• What you are asked to do
Count the lines below that contain the word "compresorului", and report only that number.

• Records to process
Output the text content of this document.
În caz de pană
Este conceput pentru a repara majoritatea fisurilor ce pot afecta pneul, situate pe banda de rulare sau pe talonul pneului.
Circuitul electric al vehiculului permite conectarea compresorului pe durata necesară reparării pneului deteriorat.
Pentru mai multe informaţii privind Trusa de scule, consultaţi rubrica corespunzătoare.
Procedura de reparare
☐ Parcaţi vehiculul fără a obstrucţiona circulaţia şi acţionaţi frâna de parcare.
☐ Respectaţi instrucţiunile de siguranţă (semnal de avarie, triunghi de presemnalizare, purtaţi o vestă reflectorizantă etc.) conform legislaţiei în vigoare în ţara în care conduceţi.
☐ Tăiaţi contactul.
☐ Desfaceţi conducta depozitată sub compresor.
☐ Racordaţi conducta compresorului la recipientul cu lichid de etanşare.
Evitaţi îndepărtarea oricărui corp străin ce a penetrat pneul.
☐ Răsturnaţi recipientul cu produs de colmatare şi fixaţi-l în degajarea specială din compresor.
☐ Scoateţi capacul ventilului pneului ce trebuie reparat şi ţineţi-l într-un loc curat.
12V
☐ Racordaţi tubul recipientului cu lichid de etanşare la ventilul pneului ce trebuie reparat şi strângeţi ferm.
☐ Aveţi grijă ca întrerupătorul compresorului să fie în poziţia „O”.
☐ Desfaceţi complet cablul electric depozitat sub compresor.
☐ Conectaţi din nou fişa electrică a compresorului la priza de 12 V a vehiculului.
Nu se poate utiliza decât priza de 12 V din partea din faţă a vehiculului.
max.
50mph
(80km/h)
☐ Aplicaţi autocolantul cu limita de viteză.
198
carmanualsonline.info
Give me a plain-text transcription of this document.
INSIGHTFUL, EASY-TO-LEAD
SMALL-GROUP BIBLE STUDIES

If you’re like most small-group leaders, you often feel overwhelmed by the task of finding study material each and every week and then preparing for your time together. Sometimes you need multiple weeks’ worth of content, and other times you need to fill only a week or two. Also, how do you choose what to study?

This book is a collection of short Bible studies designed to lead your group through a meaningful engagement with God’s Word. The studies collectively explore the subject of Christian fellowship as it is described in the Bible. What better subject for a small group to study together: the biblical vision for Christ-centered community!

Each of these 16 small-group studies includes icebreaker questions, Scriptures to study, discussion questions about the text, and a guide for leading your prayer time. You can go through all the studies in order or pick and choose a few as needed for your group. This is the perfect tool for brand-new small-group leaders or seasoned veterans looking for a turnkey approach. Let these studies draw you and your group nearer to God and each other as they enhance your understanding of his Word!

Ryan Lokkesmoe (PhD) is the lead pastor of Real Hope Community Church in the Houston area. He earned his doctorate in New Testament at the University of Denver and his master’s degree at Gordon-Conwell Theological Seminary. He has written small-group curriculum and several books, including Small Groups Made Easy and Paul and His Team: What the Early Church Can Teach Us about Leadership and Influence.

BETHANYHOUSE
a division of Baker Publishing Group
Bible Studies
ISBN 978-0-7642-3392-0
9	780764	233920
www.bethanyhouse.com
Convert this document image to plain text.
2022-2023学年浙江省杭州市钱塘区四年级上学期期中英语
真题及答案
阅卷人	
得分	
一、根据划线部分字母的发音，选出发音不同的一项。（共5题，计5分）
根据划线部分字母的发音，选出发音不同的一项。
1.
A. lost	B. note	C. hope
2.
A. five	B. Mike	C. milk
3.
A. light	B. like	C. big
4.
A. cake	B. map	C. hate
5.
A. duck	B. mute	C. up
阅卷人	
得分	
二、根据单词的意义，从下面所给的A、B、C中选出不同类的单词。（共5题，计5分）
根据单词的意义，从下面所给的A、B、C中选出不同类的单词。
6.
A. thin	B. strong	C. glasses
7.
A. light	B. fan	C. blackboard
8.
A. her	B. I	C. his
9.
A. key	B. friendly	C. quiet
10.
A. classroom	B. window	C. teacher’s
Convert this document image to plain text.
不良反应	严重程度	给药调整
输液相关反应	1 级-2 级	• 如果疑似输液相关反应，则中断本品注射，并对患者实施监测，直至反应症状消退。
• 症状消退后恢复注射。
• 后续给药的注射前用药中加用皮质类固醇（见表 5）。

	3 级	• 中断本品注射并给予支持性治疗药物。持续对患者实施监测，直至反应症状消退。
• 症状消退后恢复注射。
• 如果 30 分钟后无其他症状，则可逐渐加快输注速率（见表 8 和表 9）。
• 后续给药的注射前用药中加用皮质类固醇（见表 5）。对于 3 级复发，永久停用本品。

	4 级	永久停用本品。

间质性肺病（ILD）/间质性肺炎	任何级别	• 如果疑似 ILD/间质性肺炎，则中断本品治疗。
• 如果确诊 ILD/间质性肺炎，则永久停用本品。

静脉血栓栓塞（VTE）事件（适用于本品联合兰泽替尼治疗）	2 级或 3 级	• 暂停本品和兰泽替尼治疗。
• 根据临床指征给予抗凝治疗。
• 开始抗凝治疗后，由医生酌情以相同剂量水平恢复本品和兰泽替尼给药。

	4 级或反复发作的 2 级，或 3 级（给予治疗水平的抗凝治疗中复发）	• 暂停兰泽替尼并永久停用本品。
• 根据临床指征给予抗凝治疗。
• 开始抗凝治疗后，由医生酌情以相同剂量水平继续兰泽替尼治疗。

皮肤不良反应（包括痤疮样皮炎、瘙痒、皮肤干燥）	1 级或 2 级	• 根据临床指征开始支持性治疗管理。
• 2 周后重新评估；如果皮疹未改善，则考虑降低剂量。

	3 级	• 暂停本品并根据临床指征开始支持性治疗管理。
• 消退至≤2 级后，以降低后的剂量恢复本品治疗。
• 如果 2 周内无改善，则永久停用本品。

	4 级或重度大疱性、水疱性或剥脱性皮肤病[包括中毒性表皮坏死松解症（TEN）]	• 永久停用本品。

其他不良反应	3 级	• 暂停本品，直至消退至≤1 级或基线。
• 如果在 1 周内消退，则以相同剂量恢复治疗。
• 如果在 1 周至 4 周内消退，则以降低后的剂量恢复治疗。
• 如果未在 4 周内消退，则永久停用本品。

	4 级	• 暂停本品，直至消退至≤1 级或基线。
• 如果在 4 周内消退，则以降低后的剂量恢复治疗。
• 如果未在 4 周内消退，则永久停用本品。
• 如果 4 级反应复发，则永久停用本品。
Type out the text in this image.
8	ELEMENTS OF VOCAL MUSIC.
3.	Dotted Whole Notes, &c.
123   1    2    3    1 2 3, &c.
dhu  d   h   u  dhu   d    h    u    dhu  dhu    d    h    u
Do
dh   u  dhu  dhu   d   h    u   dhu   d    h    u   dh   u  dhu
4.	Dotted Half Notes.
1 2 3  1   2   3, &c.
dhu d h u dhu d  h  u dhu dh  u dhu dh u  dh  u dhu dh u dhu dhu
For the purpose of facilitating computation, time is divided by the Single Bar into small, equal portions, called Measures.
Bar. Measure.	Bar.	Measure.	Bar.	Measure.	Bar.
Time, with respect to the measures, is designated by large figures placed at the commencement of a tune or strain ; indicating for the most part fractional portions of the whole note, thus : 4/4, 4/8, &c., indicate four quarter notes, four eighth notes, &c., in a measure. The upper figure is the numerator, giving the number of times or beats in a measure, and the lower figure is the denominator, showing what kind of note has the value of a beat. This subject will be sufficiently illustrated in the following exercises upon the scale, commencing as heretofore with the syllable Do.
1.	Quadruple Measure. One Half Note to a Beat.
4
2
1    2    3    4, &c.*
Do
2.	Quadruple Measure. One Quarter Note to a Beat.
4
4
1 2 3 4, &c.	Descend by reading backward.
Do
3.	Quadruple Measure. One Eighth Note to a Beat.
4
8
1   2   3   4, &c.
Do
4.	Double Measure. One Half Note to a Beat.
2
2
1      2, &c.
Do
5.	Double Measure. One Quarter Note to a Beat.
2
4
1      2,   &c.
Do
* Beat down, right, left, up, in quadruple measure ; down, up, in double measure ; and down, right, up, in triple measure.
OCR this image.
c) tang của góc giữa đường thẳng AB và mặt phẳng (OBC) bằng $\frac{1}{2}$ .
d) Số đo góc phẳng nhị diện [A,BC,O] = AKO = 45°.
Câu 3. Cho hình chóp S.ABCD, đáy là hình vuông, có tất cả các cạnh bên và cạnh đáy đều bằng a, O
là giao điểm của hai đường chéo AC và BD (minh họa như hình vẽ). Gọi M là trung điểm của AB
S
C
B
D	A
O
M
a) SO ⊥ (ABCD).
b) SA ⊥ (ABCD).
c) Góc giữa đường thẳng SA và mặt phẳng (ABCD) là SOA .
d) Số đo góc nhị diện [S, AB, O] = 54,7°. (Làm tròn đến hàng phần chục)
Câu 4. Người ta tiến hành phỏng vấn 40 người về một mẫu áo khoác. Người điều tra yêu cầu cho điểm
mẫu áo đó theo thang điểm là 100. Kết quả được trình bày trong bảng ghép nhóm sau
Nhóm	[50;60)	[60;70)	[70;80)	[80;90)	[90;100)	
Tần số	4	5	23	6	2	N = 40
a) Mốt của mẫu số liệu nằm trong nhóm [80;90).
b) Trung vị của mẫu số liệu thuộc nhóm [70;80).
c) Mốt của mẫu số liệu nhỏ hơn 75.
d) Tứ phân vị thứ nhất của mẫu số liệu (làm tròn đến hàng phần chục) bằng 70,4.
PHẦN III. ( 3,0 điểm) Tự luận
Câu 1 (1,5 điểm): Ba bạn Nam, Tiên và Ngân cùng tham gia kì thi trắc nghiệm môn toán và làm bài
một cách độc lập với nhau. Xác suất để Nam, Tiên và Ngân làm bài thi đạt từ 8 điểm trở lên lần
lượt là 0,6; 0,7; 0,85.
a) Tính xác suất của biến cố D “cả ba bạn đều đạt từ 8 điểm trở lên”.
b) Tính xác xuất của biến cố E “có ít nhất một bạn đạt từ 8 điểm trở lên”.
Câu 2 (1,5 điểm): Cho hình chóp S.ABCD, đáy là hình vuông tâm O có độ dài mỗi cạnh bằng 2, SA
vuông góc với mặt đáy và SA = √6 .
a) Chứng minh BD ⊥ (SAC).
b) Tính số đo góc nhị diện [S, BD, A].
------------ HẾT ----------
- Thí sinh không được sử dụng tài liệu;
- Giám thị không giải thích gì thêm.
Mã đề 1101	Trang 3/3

• Result
4